Your copy should begin at the line containing "Read all visible content and emit it as JSON." and end at the last line of the records; transcribe those lines exactly and leave out every picture.

DATA ROWS ::
↓

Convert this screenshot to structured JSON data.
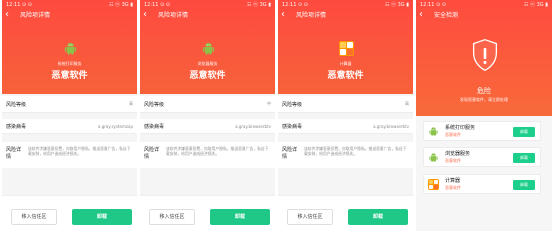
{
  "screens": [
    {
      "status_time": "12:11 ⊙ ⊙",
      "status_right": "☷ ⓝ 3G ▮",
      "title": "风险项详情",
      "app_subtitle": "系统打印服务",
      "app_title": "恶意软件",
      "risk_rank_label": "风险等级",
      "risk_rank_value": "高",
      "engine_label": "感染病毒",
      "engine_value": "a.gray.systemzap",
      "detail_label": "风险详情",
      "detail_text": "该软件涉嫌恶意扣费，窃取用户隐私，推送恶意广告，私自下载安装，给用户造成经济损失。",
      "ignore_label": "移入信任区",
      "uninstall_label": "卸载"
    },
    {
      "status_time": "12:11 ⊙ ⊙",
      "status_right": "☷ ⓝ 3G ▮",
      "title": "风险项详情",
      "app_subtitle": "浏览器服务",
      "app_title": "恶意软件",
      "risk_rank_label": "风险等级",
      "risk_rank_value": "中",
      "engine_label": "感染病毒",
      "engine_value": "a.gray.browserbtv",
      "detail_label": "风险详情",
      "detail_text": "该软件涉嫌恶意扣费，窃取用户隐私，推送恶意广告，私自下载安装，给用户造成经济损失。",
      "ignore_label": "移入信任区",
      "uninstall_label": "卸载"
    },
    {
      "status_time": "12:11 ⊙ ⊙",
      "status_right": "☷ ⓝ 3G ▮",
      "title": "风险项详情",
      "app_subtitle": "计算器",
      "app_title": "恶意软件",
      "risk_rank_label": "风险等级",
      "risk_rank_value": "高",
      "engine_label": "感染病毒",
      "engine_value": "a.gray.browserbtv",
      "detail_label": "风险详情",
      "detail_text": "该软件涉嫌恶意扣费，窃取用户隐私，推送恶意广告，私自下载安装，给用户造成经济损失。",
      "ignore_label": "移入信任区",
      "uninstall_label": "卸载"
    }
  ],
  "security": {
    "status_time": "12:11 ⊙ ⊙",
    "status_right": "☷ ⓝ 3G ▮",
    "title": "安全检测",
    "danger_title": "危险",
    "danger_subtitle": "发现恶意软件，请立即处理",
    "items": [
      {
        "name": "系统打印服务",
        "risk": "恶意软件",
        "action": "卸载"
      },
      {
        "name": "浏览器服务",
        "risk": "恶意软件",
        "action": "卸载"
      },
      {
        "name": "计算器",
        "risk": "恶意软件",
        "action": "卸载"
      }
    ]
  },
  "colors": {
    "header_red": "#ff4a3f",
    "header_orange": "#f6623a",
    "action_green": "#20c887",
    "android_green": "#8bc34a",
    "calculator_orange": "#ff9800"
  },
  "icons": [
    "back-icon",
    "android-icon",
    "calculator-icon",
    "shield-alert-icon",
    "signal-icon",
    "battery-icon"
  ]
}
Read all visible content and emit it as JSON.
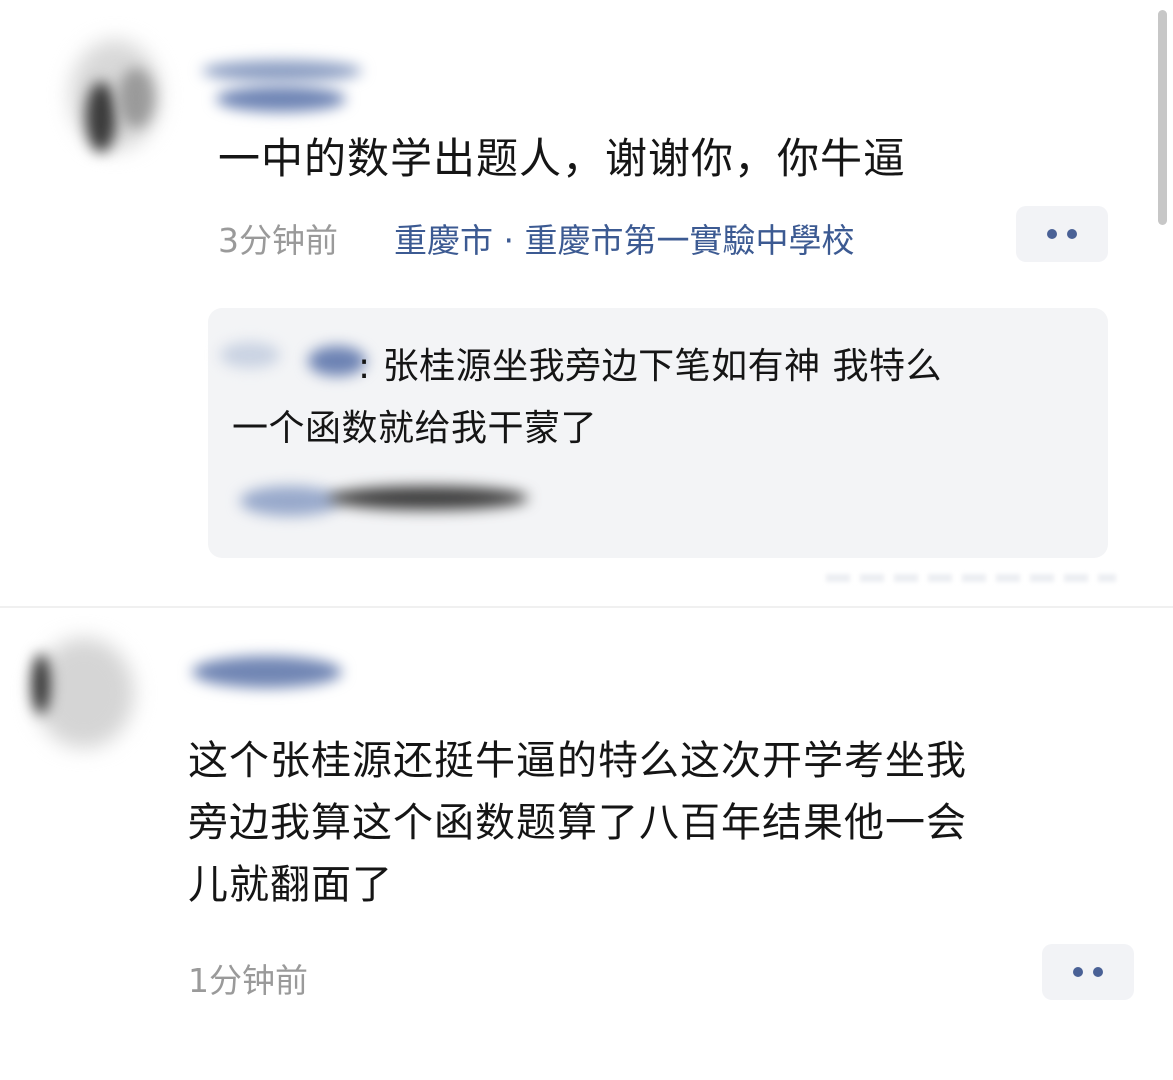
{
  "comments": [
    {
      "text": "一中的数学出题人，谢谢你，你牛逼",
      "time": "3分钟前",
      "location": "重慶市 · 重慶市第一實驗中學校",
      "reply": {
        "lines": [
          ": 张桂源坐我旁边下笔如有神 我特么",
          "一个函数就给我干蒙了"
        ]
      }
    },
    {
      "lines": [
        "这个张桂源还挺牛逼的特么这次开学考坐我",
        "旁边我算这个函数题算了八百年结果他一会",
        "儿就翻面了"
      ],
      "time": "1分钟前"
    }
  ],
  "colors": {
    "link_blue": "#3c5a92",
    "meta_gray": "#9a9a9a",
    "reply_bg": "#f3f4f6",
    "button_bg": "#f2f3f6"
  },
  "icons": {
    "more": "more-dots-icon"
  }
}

↑

EXERCISE ANSWER ::
Read all visible content and emit it as JSON.
{
  "comments": [
    {
      "text": "一中的数学出题人，谢谢你，你牛逼",
      "time": "3分钟前",
      "location": "重慶市 · 重慶市第一實驗中學校",
      "reply": {
        "lines": [
          ": 张桂源坐我旁边下笔如有神 我特么",
          "一个函数就给我干蒙了"
        ]
      }
    },
    {
      "lines": [
        "这个张桂源还挺牛逼的特么这次开学考坐我",
        "旁边我算这个函数题算了八百年结果他一会",
        "儿就翻面了"
      ],
      "time": "1分钟前"
    }
  ],
  "colors": {
    "link_blue": "#3c5a92",
    "meta_gray": "#9a9a9a",
    "reply_bg": "#f3f4f6",
    "button_bg": "#f2f3f6"
  },
  "icons": {
    "more": "more-dots-icon"
  }
}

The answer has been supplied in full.